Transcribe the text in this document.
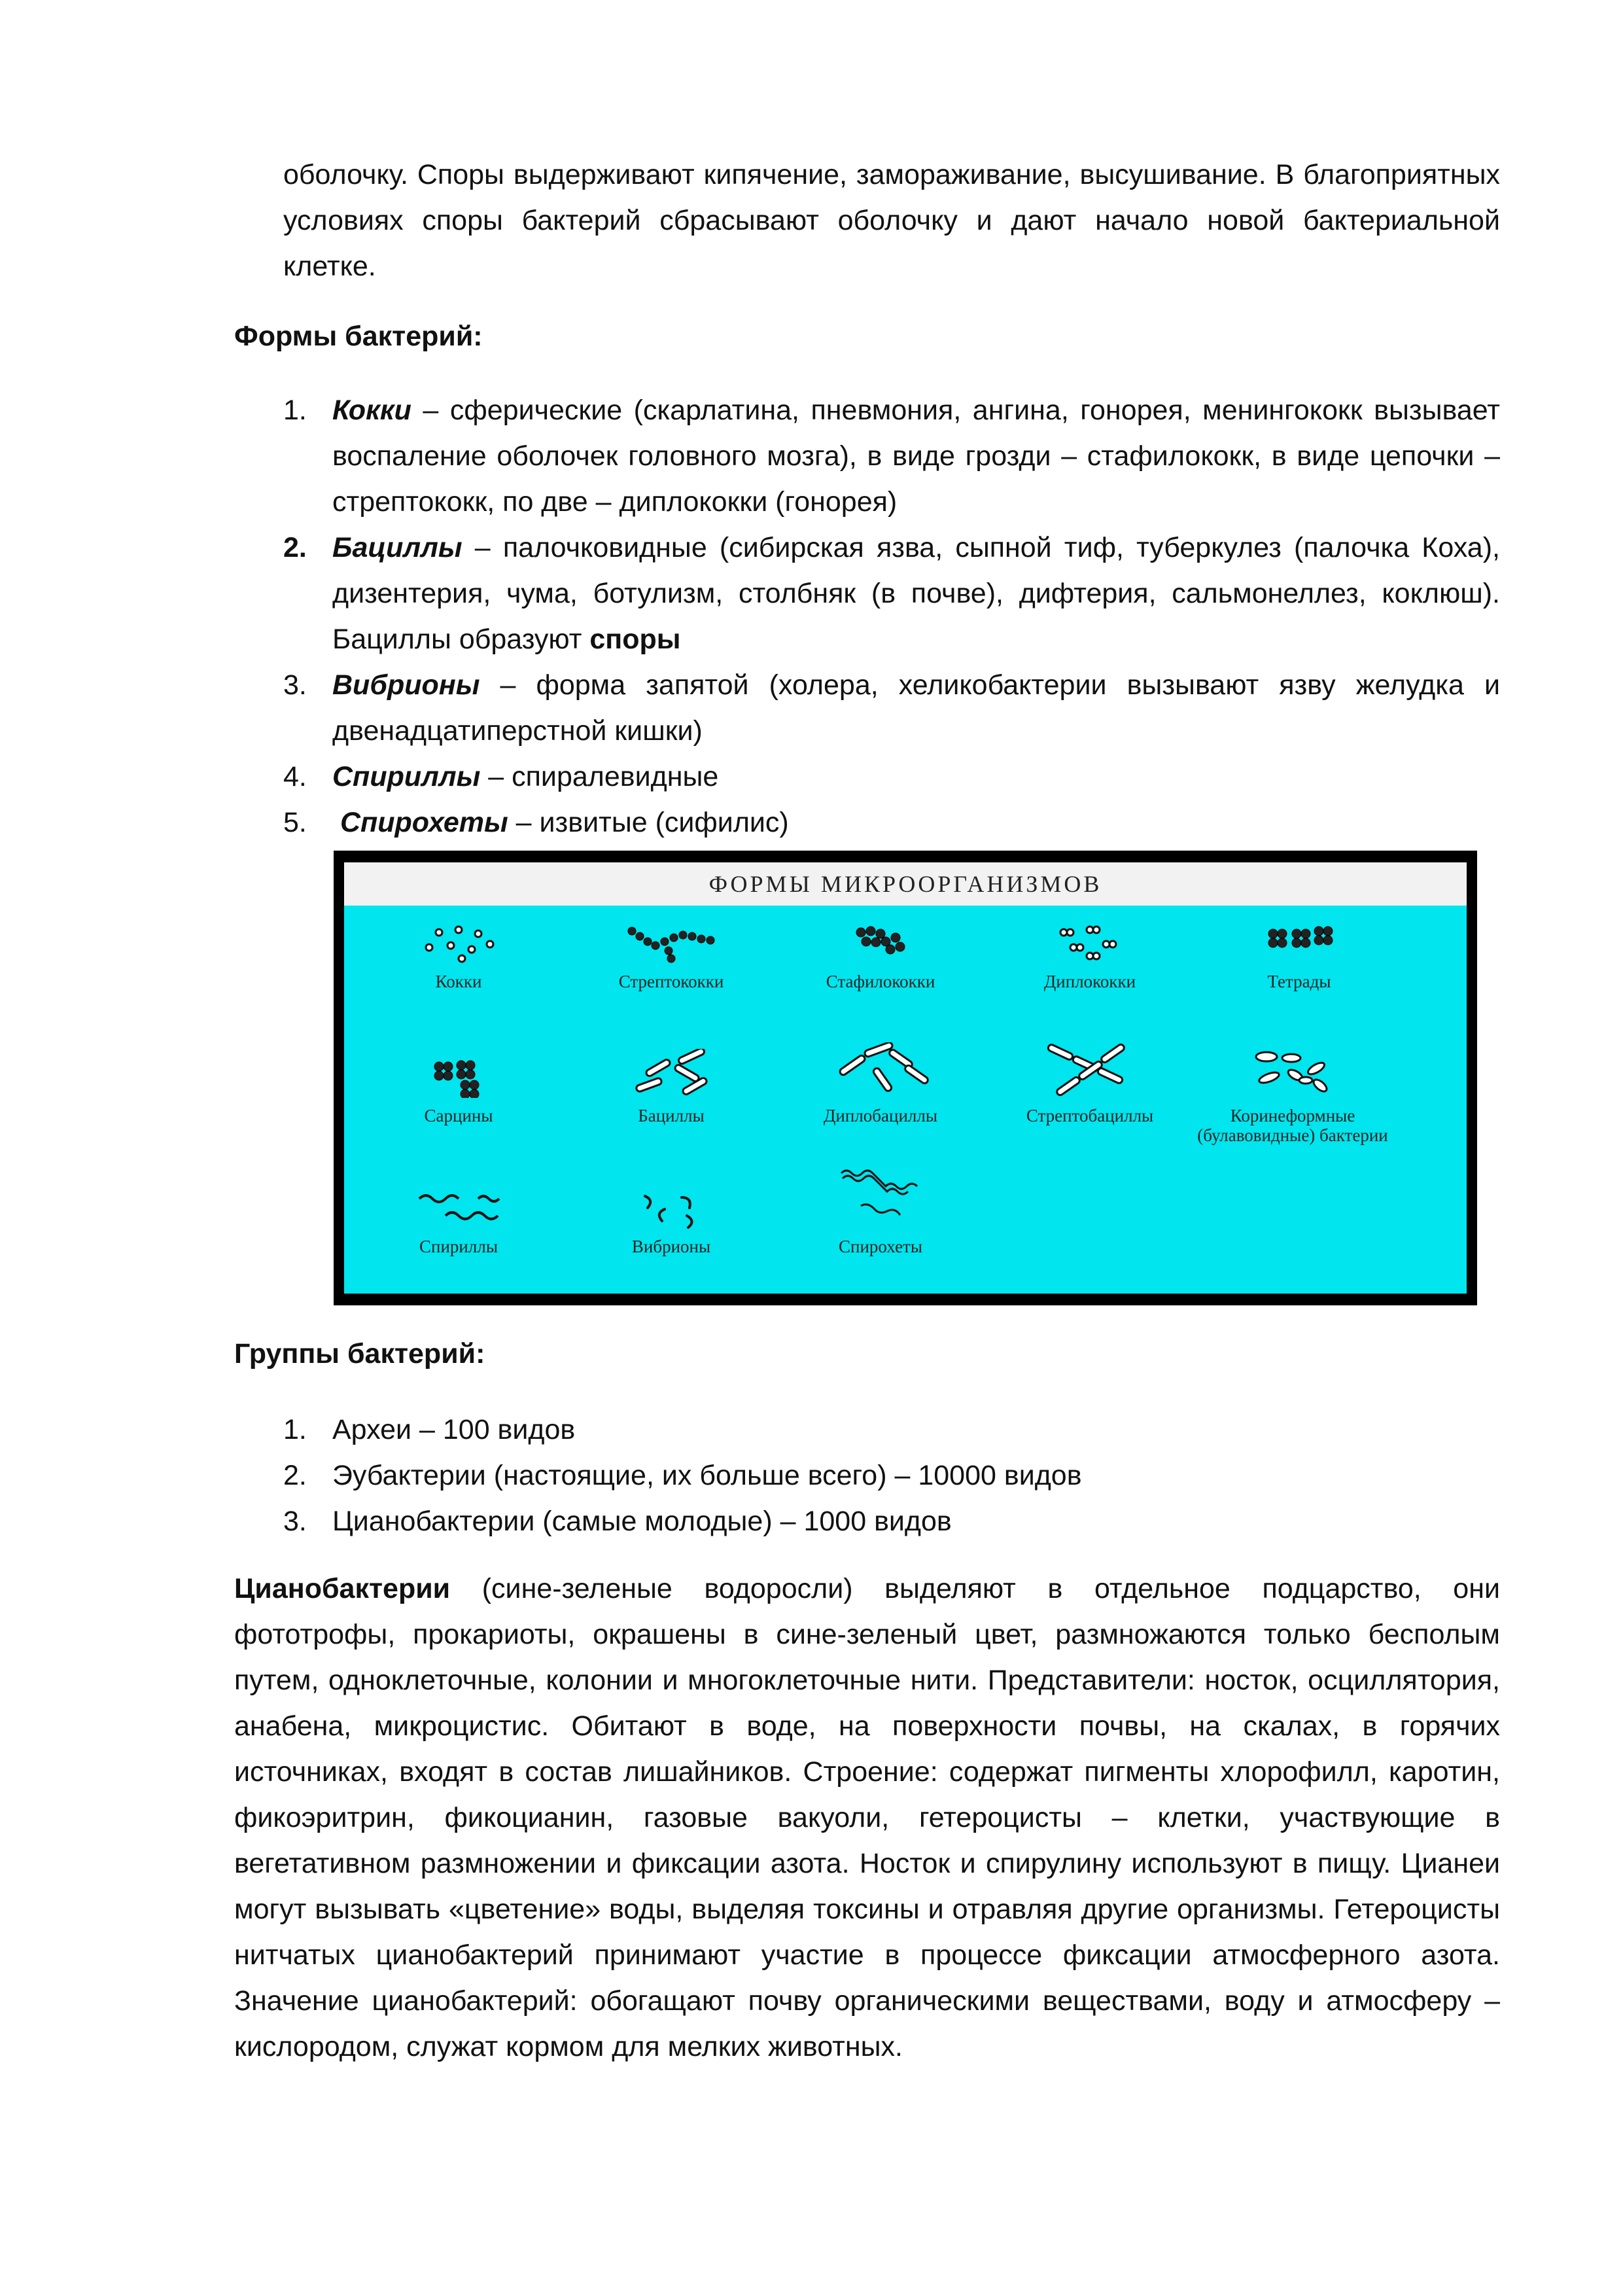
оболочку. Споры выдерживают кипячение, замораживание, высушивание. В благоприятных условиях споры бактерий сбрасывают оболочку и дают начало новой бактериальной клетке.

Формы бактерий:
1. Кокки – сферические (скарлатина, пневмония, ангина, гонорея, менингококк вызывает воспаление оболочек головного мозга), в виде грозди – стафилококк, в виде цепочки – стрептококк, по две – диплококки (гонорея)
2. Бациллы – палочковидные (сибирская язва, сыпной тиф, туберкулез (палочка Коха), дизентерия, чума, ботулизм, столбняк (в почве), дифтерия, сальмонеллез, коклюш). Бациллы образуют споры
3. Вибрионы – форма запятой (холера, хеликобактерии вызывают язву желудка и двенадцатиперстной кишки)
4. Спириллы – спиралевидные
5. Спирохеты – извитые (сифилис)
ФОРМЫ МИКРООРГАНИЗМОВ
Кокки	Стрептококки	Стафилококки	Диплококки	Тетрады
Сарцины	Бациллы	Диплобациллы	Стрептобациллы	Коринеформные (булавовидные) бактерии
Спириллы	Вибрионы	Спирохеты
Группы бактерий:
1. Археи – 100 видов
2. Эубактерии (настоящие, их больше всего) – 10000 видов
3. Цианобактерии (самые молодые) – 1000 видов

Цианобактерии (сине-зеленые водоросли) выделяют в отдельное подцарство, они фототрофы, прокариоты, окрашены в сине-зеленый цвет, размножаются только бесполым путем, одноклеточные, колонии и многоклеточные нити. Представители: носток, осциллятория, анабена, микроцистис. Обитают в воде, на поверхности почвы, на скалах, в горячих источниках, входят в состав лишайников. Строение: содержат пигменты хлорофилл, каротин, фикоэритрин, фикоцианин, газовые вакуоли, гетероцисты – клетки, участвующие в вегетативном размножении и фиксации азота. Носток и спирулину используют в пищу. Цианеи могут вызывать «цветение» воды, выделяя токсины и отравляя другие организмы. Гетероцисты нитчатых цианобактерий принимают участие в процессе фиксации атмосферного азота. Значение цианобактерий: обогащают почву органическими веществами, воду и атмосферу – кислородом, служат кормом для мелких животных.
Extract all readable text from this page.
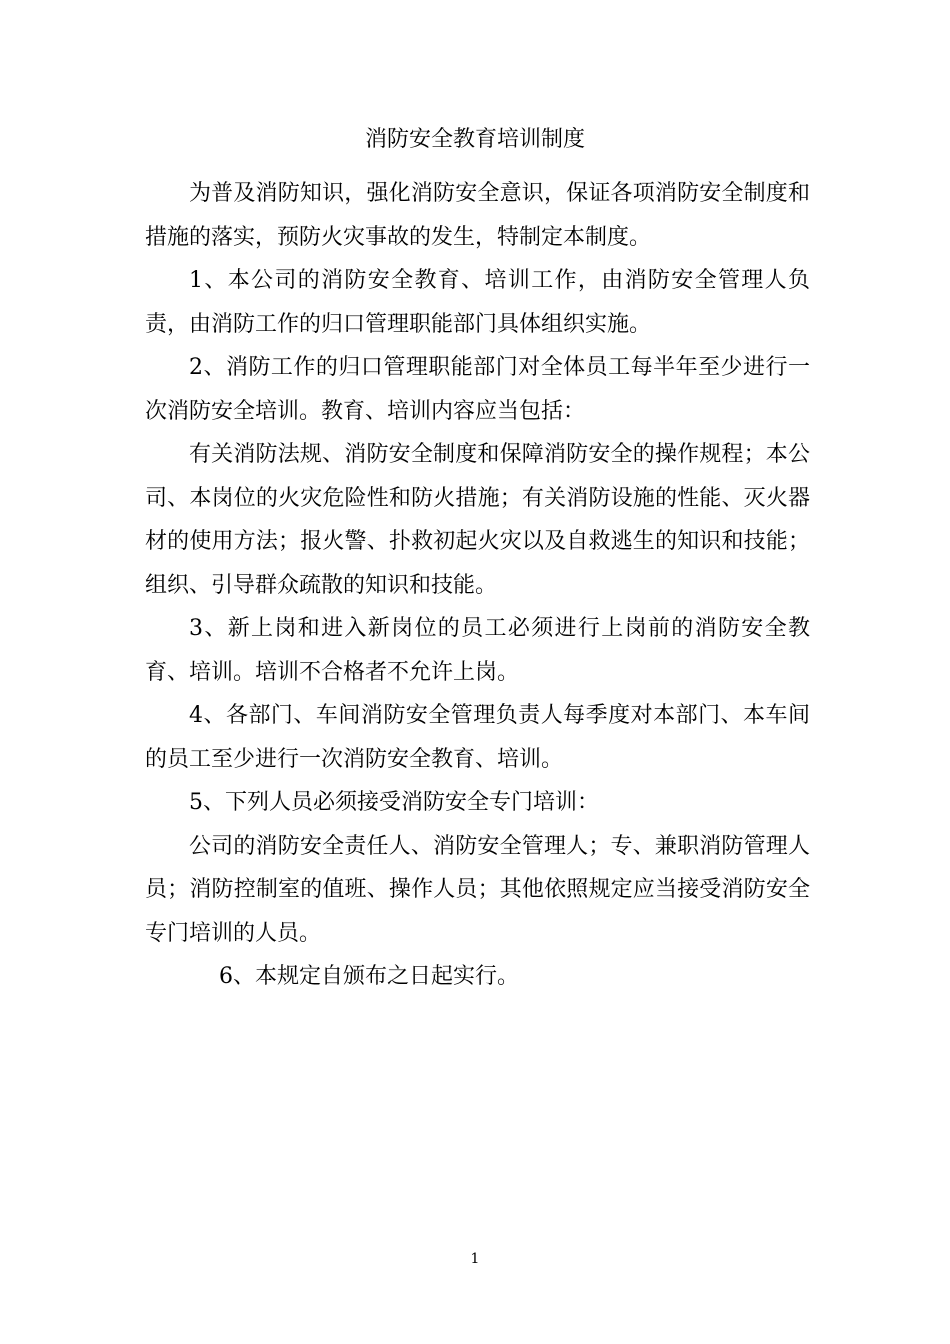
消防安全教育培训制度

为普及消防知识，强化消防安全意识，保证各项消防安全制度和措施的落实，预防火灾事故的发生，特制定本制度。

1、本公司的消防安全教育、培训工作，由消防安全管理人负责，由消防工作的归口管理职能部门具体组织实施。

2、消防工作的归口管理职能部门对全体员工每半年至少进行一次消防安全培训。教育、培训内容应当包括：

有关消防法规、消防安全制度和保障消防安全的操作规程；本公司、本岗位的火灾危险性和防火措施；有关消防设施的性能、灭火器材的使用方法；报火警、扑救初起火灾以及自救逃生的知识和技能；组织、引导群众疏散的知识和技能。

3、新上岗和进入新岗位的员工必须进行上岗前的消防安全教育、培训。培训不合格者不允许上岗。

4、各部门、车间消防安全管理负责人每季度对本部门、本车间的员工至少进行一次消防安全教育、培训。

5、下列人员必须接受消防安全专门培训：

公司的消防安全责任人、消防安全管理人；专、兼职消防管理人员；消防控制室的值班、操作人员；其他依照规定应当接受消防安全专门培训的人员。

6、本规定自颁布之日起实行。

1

Written instruction: Look through the data above. Find each line with the string "text" and copy it.

Exercise response:
Transcribe the text in this document.
Extract all readable text from this page.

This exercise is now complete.